Copy out all the lines where "PHONE" shows up.

↓↓↓

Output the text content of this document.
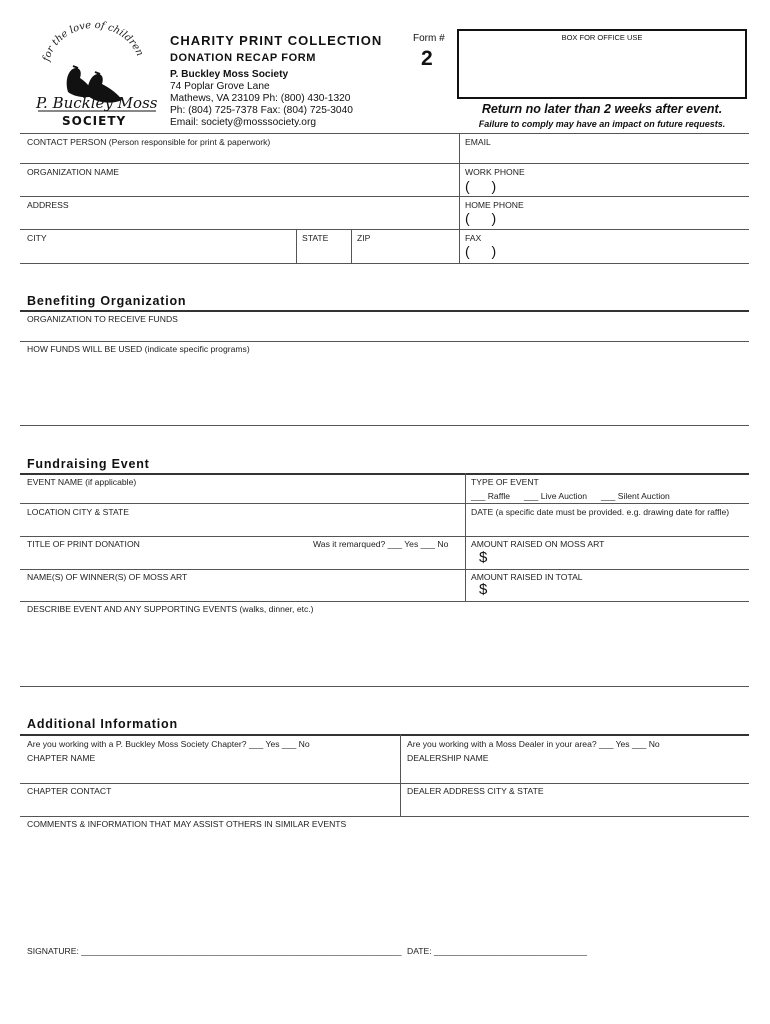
for the love of children
P. Buckley Moss
SOCIETY
CHARITY PRINT COLLECTION
DONATION RECAP FORM
P. Buckley Moss Society
74 Poplar Grove Lane
Mathews, VA 23109 Ph: (800) 430-1320
Ph: (804) 725-7378 Fax: (804) 725-3040
Email: society@mosssociety.org
Form #
2
BOX FOR OFFICE USE
Return no later than 2 weeks after event.
Failure to comply may have an impact on future requests.
CONTACT PERSON (Person responsible for print & paperwork)	EMAIL
ORGANIZATION NAME	WORK PHONE
( )
ADDRESS	HOME PHONE
( )
CITY	STATE	ZIP	FAX
( )
Benefiting Organization
ORGANIZATION TO RECEIVE FUNDS
HOW FUNDS WILL BE USED (indicate specific programs)
Fundraising Event
EVENT NAME (if applicable)	TYPE OF EVENT
___ Raffle ___ Live Auction ___ Silent Auction
LOCATION CITY & STATE	DATE (a specific date must be provided. e.g. drawing date for raffle)
TITLE OF PRINT DONATION	Was it remarqued? ___ Yes ___ No	AMOUNT RAISED ON MOSS ART
$
NAME(S) OF WINNER(S) OF MOSS ART	AMOUNT RAISED IN TOTAL
$
DESCRIBE EVENT AND ANY SUPPORTING EVENTS (walks, dinner, etc.)
Additional Information
Are you working with a P. Buckley Moss Society Chapter? ___ Yes ___ No	Are you working with a Moss Dealer in your area? ___ Yes ___ No
CHAPTER NAME	DEALERSHIP NAME
CHAPTER CONTACT	DEALER ADDRESS CITY & STATE
COMMENTS & INFORMATION THAT MAY ASSIST OTHERS IN SIMILAR EVENTS
SIGNATURE: ___________________________________________________________________ DATE: ________________________________
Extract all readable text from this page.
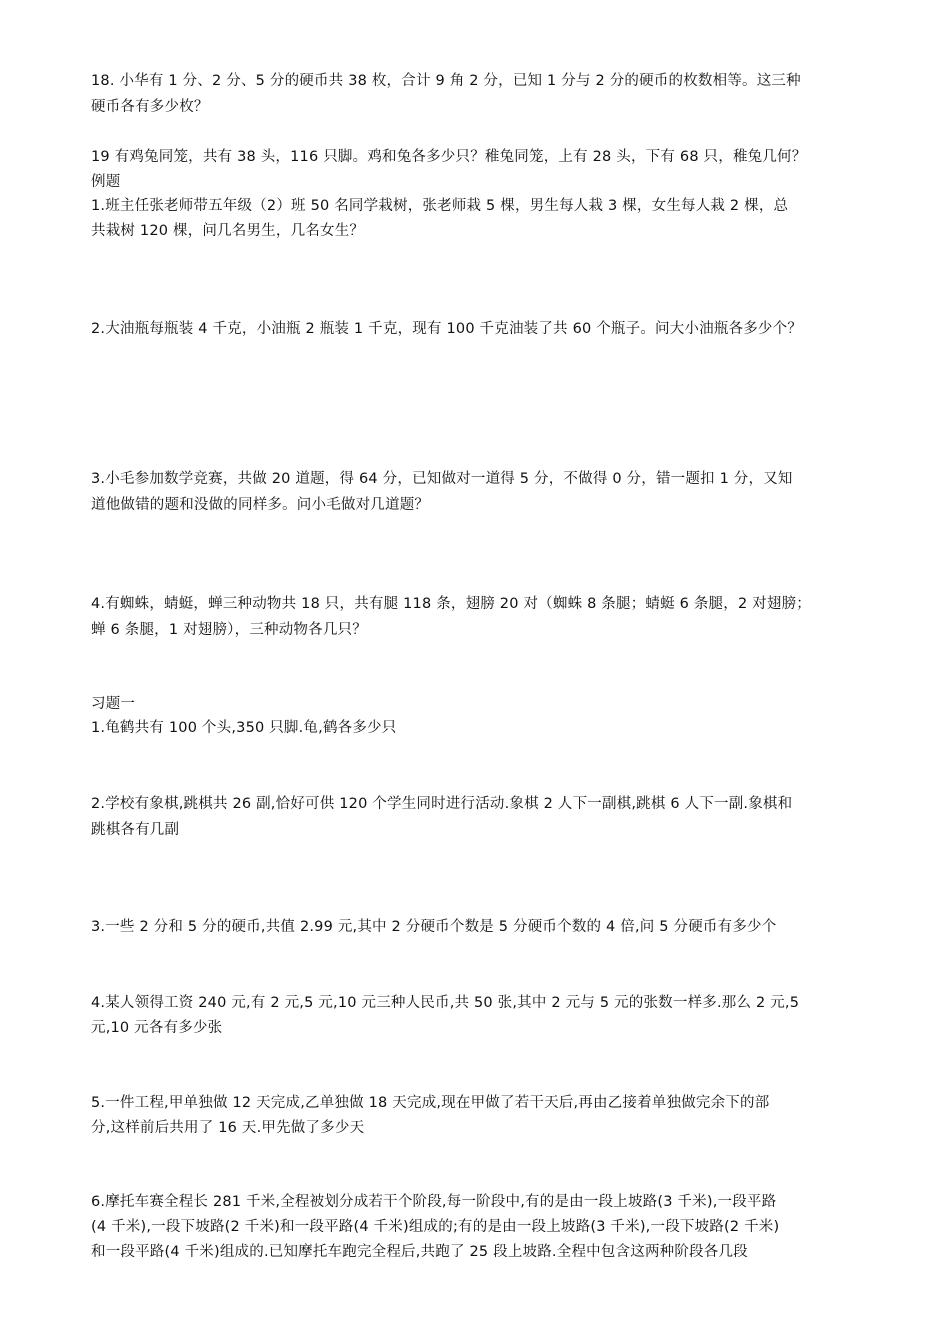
18. 小华有 1 分、2 分、5 分的硬币共 38 枚，合计 9 角 2 分，已知 1 分与 2 分的硬币的枚数相等。这三种
硬币各有多少枚？
19 有鸡兔同笼，共有 38 头，116 只脚。鸡和兔各多少只？稚兔同笼，上有 28 头，下有 68 只，稚兔几何？
例题
1.班主任张老师带五年级（2）班 50 名同学栽树，张老师栽 5 棵，男生每人栽 3 棵，女生每人栽 2 棵，总
共栽树 120 棵，问几名男生，几名女生？
2.大油瓶每瓶装 4 千克，小油瓶 2 瓶装 1 千克，现有 100 千克油装了共 60 个瓶子。问大小油瓶各多少个？
3.小毛参加数学竞赛，共做 20 道题，得 64 分，已知做对一道得 5 分，不做得 0 分，错一题扣 1 分，又知
道他做错的题和没做的同样多。问小毛做对几道题？
4.有蜘蛛，蜻蜓，蝉三种动物共 18 只，共有腿 118 条，翅膀 20 对（蜘蛛 8 条腿；蜻蜓 6 条腿，2 对翅膀；
蝉 6 条腿，1 对翅膀），三种动物各几只？
习题一
1.龟鹤共有 100 个头,350 只脚.龟,鹤各多少只
2.学校有象棋,跳棋共 26 副,恰好可供 120 个学生同时进行活动.象棋 2 人下一副棋,跳棋 6 人下一副.象棋和
跳棋各有几副
3.一些 2 分和 5 分的硬币,共值 2.99 元,其中 2 分硬币个数是 5 分硬币个数的 4 倍,问 5 分硬币有多少个
4.某人领得工资 240 元,有 2 元,5 元,10 元三种人民币,共 50 张,其中 2 元与 5 元的张数一样多.那么 2 元,5
元,10 元各有多少张
5.一件工程,甲单独做 12 天完成,乙单独做 18 天完成,现在甲做了若干天后,再由乙接着单独做完余下的部
分,这样前后共用了 16 天.甲先做了多少天
6.摩托车赛全程长 281 千米,全程被划分成若干个阶段,每一阶段中,有的是由一段上坡路(3 千米),一段平路
(4 千米),一段下坡路(2 千米)和一段平路(4 千米)组成的;有的是由一段上坡路(3 千米),一段下坡路(2 千米)
和一段平路(4 千米)组成的.已知摩托车跑完全程后,共跑了 25 段上坡路.全程中包含这两种阶段各几段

↑↑↑

(Response)
ORGANIZATION NAME	WORK PHONE
ADDRESS	HOME PHONE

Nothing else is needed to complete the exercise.